Set task ::
Every entry below should be repeated exactly; the pictures should not.
>> BEGIN Records for this task
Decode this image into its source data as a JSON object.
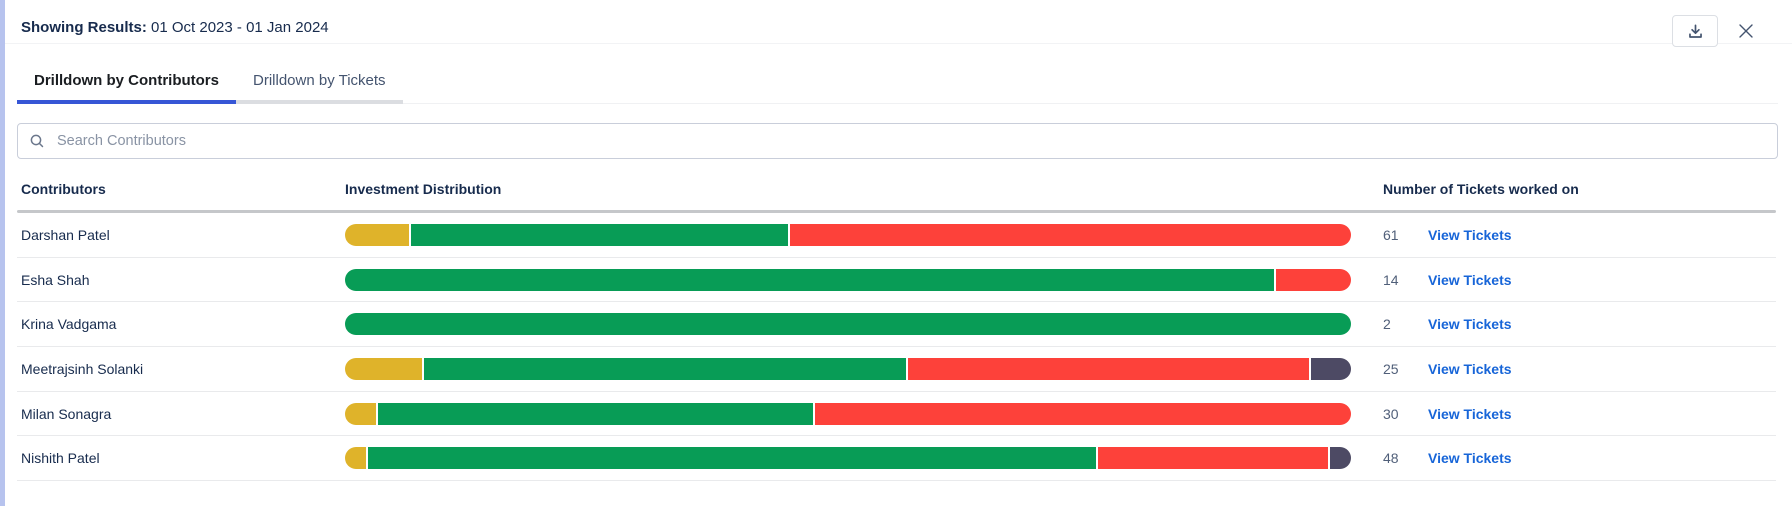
{
  "panel": {
    "title_label": "Showing Results:",
    "title_value": "01 Oct 2023 - 01 Jan 2024"
  },
  "tabs": [
    {
      "label": "Drilldown by Contributors",
      "active": true
    },
    {
      "label": "Drilldown by Tickets",
      "active": false
    }
  ],
  "search": {
    "placeholder": "Search Contributors"
  },
  "table": {
    "columns": [
      "Contributors",
      "Investment Distribution",
      "Number of Tickets worked on"
    ],
    "link_label": "View Tickets",
    "rows": [
      {
        "name": "Darshan Patel",
        "tickets": "61",
        "segments": [
          {
            "color": "yellow",
            "pct": 6.4
          },
          {
            "color": "green",
            "pct": 37.6
          },
          {
            "color": "red",
            "pct": 56.0
          }
        ]
      },
      {
        "name": "Esha Shah",
        "tickets": "14",
        "segments": [
          {
            "color": "green",
            "pct": 92.5
          },
          {
            "color": "red",
            "pct": 7.5
          }
        ]
      },
      {
        "name": "Krina Vadgama",
        "tickets": "2",
        "segments": [
          {
            "color": "green",
            "pct": 100
          }
        ]
      },
      {
        "name": "Meetrajsinh Solanki",
        "tickets": "25",
        "segments": [
          {
            "color": "yellow",
            "pct": 7.7
          },
          {
            "color": "green",
            "pct": 48.2
          },
          {
            "color": "red",
            "pct": 40.1
          },
          {
            "color": "dark",
            "pct": 4.0
          }
        ]
      },
      {
        "name": "Milan Sonagra",
        "tickets": "30",
        "segments": [
          {
            "color": "yellow",
            "pct": 3.1
          },
          {
            "color": "green",
            "pct": 43.4
          },
          {
            "color": "red",
            "pct": 53.5
          }
        ]
      },
      {
        "name": "Nishith Patel",
        "tickets": "48",
        "segments": [
          {
            "color": "yellow",
            "pct": 2.1
          },
          {
            "color": "green",
            "pct": 72.8
          },
          {
            "color": "red",
            "pct": 23.0
          },
          {
            "color": "dark",
            "pct": 2.1
          }
        ]
      }
    ]
  },
  "colors": {
    "yellow": "#DFB32A",
    "green": "#089C56",
    "red": "#FD413A",
    "dark": "#4D4A64",
    "accent": "#3656D6",
    "link": "#1765D8",
    "left_border": "#B7C3EE"
  }
}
>> END Records for this task
Full answer ::
Decode this image into its source data as a JSON object.
{
  "panel": {
    "title_label": "Showing Results:",
    "title_value": "01 Oct 2023 - 01 Jan 2024"
  },
  "tabs": [
    {
      "label": "Drilldown by Contributors",
      "active": true
    },
    {
      "label": "Drilldown by Tickets",
      "active": false
    }
  ],
  "search": {
    "placeholder": "Search Contributors"
  },
  "table": {
    "columns": [
      "Contributors",
      "Investment Distribution",
      "Number of Tickets worked on"
    ],
    "link_label": "View Tickets",
    "rows": [
      {
        "name": "Darshan Patel",
        "tickets": "61",
        "segments": [
          {
            "color": "yellow",
            "pct": 6.4
          },
          {
            "color": "green",
            "pct": 37.6
          },
          {
            "color": "red",
            "pct": 56.0
          }
        ]
      },
      {
        "name": "Esha Shah",
        "tickets": "14",
        "segments": [
          {
            "color": "green",
            "pct": 92.5
          },
          {
            "color": "red",
            "pct": 7.5
          }
        ]
      },
      {
        "name": "Krina Vadgama",
        "tickets": "2",
        "segments": [
          {
            "color": "green",
            "pct": 100
          }
        ]
      },
      {
        "name": "Meetrajsinh Solanki",
        "tickets": "25",
        "segments": [
          {
            "color": "yellow",
            "pct": 7.7
          },
          {
            "color": "green",
            "pct": 48.2
          },
          {
            "color": "red",
            "pct": 40.1
          },
          {
            "color": "dark",
            "pct": 4.0
          }
        ]
      },
      {
        "name": "Milan Sonagra",
        "tickets": "30",
        "segments": [
          {
            "color": "yellow",
            "pct": 3.1
          },
          {
            "color": "green",
            "pct": 43.4
          },
          {
            "color": "red",
            "pct": 53.5
          }
        ]
      },
      {
        "name": "Nishith Patel",
        "tickets": "48",
        "segments": [
          {
            "color": "yellow",
            "pct": 2.1
          },
          {
            "color": "green",
            "pct": 72.8
          },
          {
            "color": "red",
            "pct": 23.0
          },
          {
            "color": "dark",
            "pct": 2.1
          }
        ]
      }
    ]
  },
  "colors": {
    "yellow": "#DFB32A",
    "green": "#089C56",
    "red": "#FD413A",
    "dark": "#4D4A64",
    "accent": "#3656D6",
    "link": "#1765D8",
    "left_border": "#B7C3EE"
  }
}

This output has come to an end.